### Фрагмент текста
Группа "Лес", руководит которой в этом сезоне Николай Абрамов, работает по новой методике. Определяются границы пожара Восьмого года и векторы распространения огня. Работы ведутся на Юге, Востоке и Западе. "Двойки" бегают по тайге, ищут границу. А "четверки" закладывают площадки и собирают статистику. "Лесовиков" на сегодня осталось человек двадцать - это численность половины экспедиции.
Вот рабочая структура КСЭ-26 (из плана полевых работ метеоритной экспедиции на июль-август 1984 года), списанная мной из "Бортового журнала" в Командорской избе:
1. Стационарная лаборатория на Кимчу.

### Данные

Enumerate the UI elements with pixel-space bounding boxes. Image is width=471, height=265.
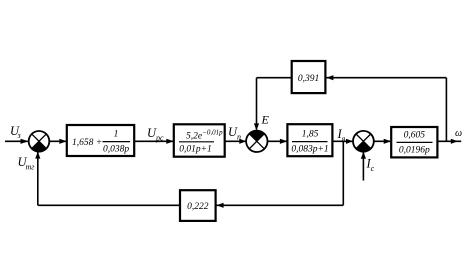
svg-text:0,222: 0,222: [187, 202, 209, 212]
wire bottom feedback horizontal left: [38, 204, 180, 206]
svg-text:1: 1: [114, 130, 119, 140]
block W3: 1,85 / (0,083p+1): [287, 124, 332, 156]
wire sum1 to block W1: [49, 140, 66, 142]
wire sum2 to block W3: [268, 140, 287, 142]
wire bottom feedback takeoff vertical: [342, 141, 344, 205]
arrowhead output w: [451, 139, 458, 144]
arrowhead into block W2: [166, 139, 174, 144]
wire block W2 to sum2: [225, 140, 246, 142]
arrowhead into sum2: [239, 139, 246, 144]
wire bottom feedback horizontal right: [216, 204, 343, 206]
svg-text:0,391: 0,391: [298, 74, 319, 84]
svg-text:1,658 +: 1,658 +: [72, 138, 102, 148]
svg-text:ω: ω: [455, 128, 462, 139]
arrowhead into block 0,391: [326, 75, 333, 80]
block W2: 5,2e^-0,01p / (0,01p+1): [174, 124, 225, 156]
wire block W1 to block W2: [134, 140, 173, 142]
summing junction sum1: [29, 131, 50, 152]
wire feedback vertical into sum1: [37, 151, 39, 205]
svg-text:E: E: [261, 113, 270, 127]
arrowhead Ic into sum3: [361, 152, 366, 159]
summing junction sum3: [353, 131, 374, 152]
svg-text:0,038p: 0,038p: [103, 145, 129, 155]
arrowhead into block W4: [384, 139, 392, 144]
arrowhead E into sum2: [254, 123, 259, 130]
block W1: 1,658 + 1/0,038p: [67, 125, 134, 156]
wire block 0,391 to E corner: [257, 77, 292, 79]
block feedback 0,222: [180, 190, 216, 221]
arrowhead into block 0,222: [216, 203, 223, 208]
block feedback 0,391: [292, 61, 326, 93]
wire output w: [437, 140, 461, 142]
svg-text:0,605: 0,605: [404, 131, 426, 141]
svg-text:1,85: 1,85: [302, 130, 319, 140]
svg-text:0,083p+1: 0,083p+1: [291, 145, 328, 155]
arrowhead into block W3: [280, 139, 288, 144]
wire feedback top vertical right: [445, 78, 447, 142]
svg-text:0,0196p: 0,0196p: [399, 146, 430, 156]
arrowhead into sum1: [21, 139, 29, 144]
wire input Uz: [5, 140, 28, 142]
wire E vertical into sum2: [256, 78, 258, 130]
arrowhead into block W1: [59, 139, 67, 144]
svg-text:0,01p+1: 0,01p+1: [179, 145, 212, 155]
arrowhead into sum3: [346, 139, 353, 144]
block W4: 0,605 / 0,0196p: [391, 127, 437, 157]
wire Ic stub into sum3: [362, 151, 364, 180]
summing junction sum2: [246, 131, 267, 152]
arrowhead feedback into sum1: [35, 152, 40, 159]
wire feedback top horizontal: [326, 77, 446, 79]
wire sum3 to block W4: [374, 140, 391, 142]
wire block W3 to sum3: [332, 140, 352, 142]
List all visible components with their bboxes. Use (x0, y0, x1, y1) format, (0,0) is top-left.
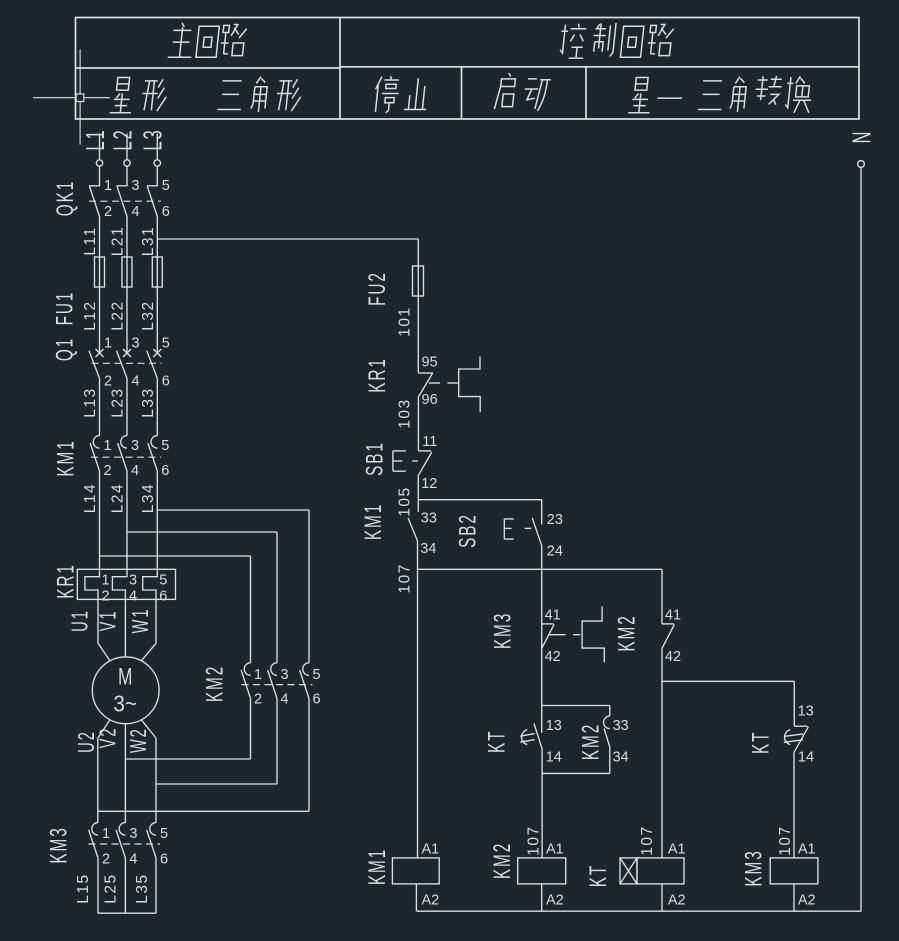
svg-text:KT: KT (484, 730, 510, 753)
svg-text:42: 42 (545, 649, 561, 665)
label V1 (96, 610, 121, 632)
wire L21 (110, 217, 128, 353)
svg-text:KM3: KM3 (46, 826, 72, 863)
svg-text:3: 3 (132, 178, 140, 194)
switch QK1 pole 3-4 (117, 178, 140, 220)
svg-text:L11: L11 (82, 226, 99, 255)
wire L2 to QK1 (126, 166, 128, 186)
svg-text:95: 95 (422, 355, 438, 371)
contactor KM2 pole 3-4 (268, 663, 289, 708)
wire L25 (103, 858, 126, 913)
svg-text:KT: KT (748, 731, 774, 754)
svg-text:W2: W2 (127, 727, 152, 753)
svg-text:41: 41 (545, 608, 561, 624)
svg-text:L32: L32 (140, 300, 157, 330)
label KM3 main (46, 826, 72, 863)
contactor KM2 linkage (242, 684, 313, 686)
svg-text:A2: A2 (422, 893, 440, 909)
svg-text:L15: L15 (75, 873, 92, 903)
svg-text:3: 3 (131, 438, 139, 454)
wire KM3 coil branch (793, 752, 795, 858)
breaker Q1 pole 5-6 (147, 336, 170, 390)
svg-text:L23: L23 (110, 387, 127, 417)
label KR1 (53, 563, 79, 599)
svg-text:2: 2 (104, 374, 112, 390)
svg-text:12: 12 (421, 476, 437, 492)
title cell text 控制回路 (559, 23, 675, 58)
motor M 3~ (92, 657, 159, 724)
svg-text:KM3: KM3 (490, 612, 516, 649)
svg-text:KM1: KM1 (53, 439, 79, 476)
svg-text:A1: A1 (668, 841, 686, 857)
svg-text:6: 6 (162, 204, 170, 220)
breaker Q1 linkage (92, 362, 162, 364)
svg-text:5: 5 (159, 573, 167, 589)
svg-text:L24: L24 (110, 483, 127, 513)
svg-text:107: 107 (777, 825, 794, 855)
label QK1 (53, 180, 79, 216)
svg-text:L13: L13 (82, 387, 99, 417)
svg-text:L12: L12 (82, 300, 99, 330)
svg-text:33: 33 (613, 718, 629, 734)
wire KM1 coil branch (417, 541, 419, 858)
switch QK1 pole 1-2 (89, 178, 112, 220)
thermal relay KR1 heater 3-4 (112, 569, 137, 604)
fuse FU1 pole 3 (140, 257, 163, 331)
wire 105 (417, 476, 419, 512)
svg-text:A2: A2 (798, 893, 816, 909)
thermal relay KR1 heater 5-6 (143, 569, 168, 604)
title cell text 主回路 (168, 23, 247, 57)
wire L3 to QK1 (156, 166, 158, 186)
coil KM1 (365, 841, 440, 911)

### Что нужно сделать
Переведите на английский язык предложение из фрагмента об экспедиции: «Определяются границы пожара Восьмого года и векторы распространения огня.»

### Результат выполнения
The boundaries of the Year Eight fire and the vectors of the fire's spread are being determined.